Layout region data
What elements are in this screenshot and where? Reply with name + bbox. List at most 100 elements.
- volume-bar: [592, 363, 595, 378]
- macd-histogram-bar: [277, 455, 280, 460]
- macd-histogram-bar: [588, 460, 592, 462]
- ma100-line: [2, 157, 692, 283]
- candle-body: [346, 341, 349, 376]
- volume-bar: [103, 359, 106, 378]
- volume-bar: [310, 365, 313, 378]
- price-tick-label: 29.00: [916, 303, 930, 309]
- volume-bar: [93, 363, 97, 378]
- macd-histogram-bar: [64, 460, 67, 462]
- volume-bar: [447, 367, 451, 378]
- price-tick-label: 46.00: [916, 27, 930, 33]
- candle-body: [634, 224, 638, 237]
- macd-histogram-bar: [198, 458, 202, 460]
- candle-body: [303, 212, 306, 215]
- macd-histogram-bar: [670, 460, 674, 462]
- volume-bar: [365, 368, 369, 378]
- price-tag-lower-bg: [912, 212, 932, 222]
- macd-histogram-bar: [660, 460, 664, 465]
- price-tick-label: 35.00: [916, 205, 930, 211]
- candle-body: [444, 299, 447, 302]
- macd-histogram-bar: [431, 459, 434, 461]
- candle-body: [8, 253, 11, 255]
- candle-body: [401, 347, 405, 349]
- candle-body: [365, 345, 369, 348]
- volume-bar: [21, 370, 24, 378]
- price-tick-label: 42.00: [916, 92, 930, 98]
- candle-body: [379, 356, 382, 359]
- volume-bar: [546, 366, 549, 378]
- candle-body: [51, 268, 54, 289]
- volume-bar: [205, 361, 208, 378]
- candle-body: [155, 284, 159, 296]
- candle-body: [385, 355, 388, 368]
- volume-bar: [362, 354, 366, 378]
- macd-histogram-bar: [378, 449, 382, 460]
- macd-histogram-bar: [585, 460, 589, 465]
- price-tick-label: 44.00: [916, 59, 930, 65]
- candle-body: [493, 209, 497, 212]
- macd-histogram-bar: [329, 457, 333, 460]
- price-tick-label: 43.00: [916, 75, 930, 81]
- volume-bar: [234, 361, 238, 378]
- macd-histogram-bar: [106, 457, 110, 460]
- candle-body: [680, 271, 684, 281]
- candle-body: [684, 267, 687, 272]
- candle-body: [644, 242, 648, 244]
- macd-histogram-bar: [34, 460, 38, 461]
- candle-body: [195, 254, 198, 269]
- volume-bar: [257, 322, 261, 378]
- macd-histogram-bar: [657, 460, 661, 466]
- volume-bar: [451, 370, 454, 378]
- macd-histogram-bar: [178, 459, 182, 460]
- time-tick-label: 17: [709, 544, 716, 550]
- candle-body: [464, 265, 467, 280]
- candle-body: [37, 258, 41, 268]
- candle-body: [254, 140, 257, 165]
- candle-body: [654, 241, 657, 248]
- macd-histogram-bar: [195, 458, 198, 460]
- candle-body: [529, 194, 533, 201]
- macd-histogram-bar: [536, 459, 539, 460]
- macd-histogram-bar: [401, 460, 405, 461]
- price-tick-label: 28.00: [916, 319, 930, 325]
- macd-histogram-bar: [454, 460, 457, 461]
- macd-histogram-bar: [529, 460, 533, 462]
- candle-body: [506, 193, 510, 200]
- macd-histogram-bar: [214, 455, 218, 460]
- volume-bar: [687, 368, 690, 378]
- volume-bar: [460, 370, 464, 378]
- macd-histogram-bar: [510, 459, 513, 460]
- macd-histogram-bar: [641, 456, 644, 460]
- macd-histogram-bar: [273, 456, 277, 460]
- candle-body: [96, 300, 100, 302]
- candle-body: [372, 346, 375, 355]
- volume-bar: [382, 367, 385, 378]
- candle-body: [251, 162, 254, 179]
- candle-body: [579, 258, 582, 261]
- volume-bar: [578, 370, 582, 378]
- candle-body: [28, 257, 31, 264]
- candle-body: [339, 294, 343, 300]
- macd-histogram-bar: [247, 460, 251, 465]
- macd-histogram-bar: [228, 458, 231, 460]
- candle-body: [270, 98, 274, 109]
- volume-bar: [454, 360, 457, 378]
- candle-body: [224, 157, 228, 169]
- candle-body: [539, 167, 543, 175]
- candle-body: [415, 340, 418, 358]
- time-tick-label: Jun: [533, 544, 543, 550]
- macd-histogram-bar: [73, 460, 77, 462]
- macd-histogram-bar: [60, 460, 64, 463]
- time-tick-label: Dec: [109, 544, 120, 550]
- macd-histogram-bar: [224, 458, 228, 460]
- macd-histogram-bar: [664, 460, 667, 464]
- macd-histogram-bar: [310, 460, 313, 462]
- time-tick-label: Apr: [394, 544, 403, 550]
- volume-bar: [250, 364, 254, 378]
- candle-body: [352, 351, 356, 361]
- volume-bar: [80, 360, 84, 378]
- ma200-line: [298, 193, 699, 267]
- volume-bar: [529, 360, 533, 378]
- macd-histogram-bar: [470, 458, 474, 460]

▶ [Aim of the exercise] Write out the stretch of the data above from its beginning through the line containing "- volume-bar: [546, 366, 549, 378]", reproducing each line verbatim.

▶ [Exercise answer]
What elements are in this screenshot and where? Reply with name + bbox. List at most 100 elements.
- volume-bar: [592, 363, 595, 378]
- macd-histogram-bar: [277, 455, 280, 460]
- macd-histogram-bar: [588, 460, 592, 462]
- ma100-line: [2, 157, 692, 283]
- candle-body: [346, 341, 349, 376]
- volume-bar: [103, 359, 106, 378]
- volume-bar: [310, 365, 313, 378]
- price-tick-label: 29.00: [916, 303, 930, 309]
- volume-bar: [93, 363, 97, 378]
- macd-histogram-bar: [64, 460, 67, 462]
- volume-bar: [447, 367, 451, 378]
- price-tick-label: 46.00: [916, 27, 930, 33]
- candle-body: [634, 224, 638, 237]
- macd-histogram-bar: [198, 458, 202, 460]
- candle-body: [303, 212, 306, 215]
- macd-histogram-bar: [670, 460, 674, 462]
- volume-bar: [365, 368, 369, 378]
- price-tag-lower-bg: [912, 212, 932, 222]
- macd-histogram-bar: [660, 460, 664, 465]
- price-tick-label: 35.00: [916, 205, 930, 211]
- candle-body: [444, 299, 447, 302]
- macd-histogram-bar: [431, 459, 434, 461]
- candle-body: [8, 253, 11, 255]
- candle-body: [401, 347, 405, 349]
- candle-body: [365, 345, 369, 348]
- volume-bar: [21, 370, 24, 378]
- price-tick-label: 42.00: [916, 92, 930, 98]
- candle-body: [379, 356, 382, 359]
- volume-bar: [546, 366, 549, 378]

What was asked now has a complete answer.